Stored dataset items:
BEGIN
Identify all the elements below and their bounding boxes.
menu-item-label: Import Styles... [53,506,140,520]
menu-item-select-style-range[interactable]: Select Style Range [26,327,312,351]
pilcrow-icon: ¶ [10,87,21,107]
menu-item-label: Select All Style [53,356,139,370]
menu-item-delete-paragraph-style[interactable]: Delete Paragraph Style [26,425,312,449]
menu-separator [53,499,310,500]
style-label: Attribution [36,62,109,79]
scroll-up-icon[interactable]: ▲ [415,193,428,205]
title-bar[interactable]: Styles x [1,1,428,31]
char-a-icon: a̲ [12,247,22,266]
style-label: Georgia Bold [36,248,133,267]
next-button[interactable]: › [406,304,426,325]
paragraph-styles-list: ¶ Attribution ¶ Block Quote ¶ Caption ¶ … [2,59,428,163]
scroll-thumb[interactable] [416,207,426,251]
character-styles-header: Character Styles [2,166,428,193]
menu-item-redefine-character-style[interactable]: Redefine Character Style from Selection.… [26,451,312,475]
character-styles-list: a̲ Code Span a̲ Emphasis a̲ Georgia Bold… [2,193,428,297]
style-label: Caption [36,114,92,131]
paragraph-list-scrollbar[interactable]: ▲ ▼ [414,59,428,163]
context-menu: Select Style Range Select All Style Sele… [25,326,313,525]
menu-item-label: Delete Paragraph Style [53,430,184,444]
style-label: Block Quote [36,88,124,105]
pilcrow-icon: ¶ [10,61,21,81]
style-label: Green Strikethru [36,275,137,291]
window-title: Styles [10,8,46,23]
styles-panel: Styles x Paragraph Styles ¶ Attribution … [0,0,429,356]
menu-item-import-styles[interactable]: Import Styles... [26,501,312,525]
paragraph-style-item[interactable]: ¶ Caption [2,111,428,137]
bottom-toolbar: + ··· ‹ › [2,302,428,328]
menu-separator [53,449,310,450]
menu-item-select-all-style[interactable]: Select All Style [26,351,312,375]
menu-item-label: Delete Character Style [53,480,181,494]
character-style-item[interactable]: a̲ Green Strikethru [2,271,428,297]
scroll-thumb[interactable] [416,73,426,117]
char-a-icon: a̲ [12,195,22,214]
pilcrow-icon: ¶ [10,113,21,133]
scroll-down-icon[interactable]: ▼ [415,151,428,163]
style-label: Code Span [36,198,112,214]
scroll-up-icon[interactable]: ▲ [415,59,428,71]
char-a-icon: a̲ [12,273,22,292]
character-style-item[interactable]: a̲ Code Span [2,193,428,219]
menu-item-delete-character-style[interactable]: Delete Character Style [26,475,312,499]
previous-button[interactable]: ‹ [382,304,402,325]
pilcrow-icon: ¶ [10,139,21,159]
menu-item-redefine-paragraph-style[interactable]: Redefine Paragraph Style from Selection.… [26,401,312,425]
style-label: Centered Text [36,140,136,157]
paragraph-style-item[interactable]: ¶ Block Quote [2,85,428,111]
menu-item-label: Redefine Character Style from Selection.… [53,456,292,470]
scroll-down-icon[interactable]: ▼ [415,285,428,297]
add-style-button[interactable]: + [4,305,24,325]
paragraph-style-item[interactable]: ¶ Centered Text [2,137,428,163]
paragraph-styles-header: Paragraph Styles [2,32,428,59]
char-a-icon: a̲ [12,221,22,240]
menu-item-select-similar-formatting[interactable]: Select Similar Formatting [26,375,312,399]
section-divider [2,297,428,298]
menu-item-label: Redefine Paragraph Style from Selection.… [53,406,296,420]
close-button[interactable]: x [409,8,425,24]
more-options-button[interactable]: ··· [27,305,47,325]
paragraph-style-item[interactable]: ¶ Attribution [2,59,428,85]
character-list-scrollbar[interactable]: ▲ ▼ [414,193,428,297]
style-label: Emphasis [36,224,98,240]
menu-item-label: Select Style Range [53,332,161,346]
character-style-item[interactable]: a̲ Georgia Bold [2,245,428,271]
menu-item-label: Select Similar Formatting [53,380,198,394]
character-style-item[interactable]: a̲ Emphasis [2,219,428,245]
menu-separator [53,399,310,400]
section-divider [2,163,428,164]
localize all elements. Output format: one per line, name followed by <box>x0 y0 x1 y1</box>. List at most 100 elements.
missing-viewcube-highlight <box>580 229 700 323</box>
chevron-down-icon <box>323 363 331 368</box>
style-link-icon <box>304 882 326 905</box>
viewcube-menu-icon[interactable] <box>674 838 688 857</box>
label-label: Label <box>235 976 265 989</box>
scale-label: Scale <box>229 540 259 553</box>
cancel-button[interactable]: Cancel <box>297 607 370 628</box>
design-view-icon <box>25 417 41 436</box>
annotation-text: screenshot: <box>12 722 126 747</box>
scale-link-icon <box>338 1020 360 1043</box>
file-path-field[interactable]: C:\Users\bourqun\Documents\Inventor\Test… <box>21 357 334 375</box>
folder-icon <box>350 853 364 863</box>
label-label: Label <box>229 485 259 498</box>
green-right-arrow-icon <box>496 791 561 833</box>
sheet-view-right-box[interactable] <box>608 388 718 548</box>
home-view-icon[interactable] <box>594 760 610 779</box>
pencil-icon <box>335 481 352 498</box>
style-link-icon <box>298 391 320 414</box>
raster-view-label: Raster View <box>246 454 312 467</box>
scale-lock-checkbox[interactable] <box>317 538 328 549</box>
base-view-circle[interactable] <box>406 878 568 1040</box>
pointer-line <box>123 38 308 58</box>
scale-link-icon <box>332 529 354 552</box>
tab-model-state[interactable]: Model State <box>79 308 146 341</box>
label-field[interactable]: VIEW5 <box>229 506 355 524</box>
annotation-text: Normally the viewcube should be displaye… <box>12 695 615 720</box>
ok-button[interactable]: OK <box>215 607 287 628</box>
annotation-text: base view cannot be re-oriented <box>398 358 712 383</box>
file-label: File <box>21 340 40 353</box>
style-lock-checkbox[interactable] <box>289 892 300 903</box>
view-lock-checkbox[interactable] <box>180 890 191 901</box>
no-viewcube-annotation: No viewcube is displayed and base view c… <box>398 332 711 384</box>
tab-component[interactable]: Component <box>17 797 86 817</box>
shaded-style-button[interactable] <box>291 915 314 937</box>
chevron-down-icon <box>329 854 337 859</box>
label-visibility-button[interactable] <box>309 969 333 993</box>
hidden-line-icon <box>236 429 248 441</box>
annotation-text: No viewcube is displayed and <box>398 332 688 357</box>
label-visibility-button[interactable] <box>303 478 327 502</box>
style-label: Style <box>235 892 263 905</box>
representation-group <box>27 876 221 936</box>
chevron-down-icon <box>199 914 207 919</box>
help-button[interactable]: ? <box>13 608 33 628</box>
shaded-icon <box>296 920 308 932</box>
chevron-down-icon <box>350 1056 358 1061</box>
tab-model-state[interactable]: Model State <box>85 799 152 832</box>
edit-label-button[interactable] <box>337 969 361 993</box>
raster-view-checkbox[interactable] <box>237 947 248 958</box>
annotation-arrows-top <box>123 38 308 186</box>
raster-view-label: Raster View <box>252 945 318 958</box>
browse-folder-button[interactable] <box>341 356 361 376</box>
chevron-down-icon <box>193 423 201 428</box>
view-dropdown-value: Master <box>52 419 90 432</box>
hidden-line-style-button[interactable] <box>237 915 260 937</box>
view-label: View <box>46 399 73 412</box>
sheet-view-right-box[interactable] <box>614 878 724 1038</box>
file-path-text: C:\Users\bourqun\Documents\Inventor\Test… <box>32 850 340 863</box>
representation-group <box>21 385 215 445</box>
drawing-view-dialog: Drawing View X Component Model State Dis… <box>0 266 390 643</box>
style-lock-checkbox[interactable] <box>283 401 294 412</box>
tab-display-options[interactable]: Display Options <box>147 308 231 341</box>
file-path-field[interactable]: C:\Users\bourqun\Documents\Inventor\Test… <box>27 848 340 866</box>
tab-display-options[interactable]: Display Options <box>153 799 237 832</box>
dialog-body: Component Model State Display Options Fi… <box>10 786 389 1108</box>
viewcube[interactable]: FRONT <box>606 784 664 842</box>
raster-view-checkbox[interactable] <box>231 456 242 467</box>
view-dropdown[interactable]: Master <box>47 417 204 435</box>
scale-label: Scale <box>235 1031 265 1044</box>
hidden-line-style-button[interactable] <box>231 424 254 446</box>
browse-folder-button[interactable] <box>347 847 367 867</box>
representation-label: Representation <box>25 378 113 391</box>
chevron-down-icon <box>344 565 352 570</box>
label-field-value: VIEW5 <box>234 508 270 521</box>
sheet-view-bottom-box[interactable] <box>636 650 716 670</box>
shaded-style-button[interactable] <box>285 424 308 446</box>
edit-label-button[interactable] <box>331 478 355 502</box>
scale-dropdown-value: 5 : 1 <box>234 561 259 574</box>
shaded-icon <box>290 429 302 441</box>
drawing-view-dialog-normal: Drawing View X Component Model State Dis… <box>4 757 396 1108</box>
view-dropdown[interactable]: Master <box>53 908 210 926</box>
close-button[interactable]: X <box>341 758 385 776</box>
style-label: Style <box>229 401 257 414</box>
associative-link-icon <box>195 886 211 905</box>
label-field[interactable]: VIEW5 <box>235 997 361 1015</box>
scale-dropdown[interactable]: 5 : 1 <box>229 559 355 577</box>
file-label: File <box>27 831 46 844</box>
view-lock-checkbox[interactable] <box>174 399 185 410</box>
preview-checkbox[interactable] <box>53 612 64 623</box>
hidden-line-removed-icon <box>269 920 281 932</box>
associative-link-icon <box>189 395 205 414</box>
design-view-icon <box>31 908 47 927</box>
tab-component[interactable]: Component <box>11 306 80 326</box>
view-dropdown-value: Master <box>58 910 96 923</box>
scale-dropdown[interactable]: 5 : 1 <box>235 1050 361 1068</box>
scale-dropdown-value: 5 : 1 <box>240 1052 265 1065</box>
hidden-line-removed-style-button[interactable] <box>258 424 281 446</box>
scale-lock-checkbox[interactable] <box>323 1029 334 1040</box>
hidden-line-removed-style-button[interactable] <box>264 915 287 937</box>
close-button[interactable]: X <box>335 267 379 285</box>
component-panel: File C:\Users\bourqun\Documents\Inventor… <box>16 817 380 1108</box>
END
● **Aim**: Reproduce the data verbatim, from the first line down through the line containing "from Selection.… [26,451,312,475]", with both ends included.

● **Problem solution**:
Identify all the elements below and their bounding boxes.
menu-item-label: Import Styles... [53,506,140,520]
menu-item-select-style-range[interactable]: Select Style Range [26,327,312,351]
pilcrow-icon: ¶ [10,87,21,107]
menu-item-label: Select All Style [53,356,139,370]
menu-item-delete-paragraph-style[interactable]: Delete Paragraph Style [26,425,312,449]
menu-separator [53,499,310,500]
style-label: Attribution [36,62,109,79]
scroll-up-icon[interactable]: ▲ [415,193,428,205]
title-bar[interactable]: Styles x [1,1,428,31]
char-a-icon: a̲ [12,247,22,266]
style-label: Georgia Bold [36,248,133,267]
next-button[interactable]: › [406,304,426,325]
paragraph-styles-list: ¶ Attribution ¶ Block Quote ¶ Caption ¶ … [2,59,428,163]
scroll-thumb[interactable] [416,207,426,251]
character-styles-header: Character Styles [2,166,428,193]
menu-item-redefine-character-style[interactable]: Redefine Character Style from Selection.… [26,451,312,475]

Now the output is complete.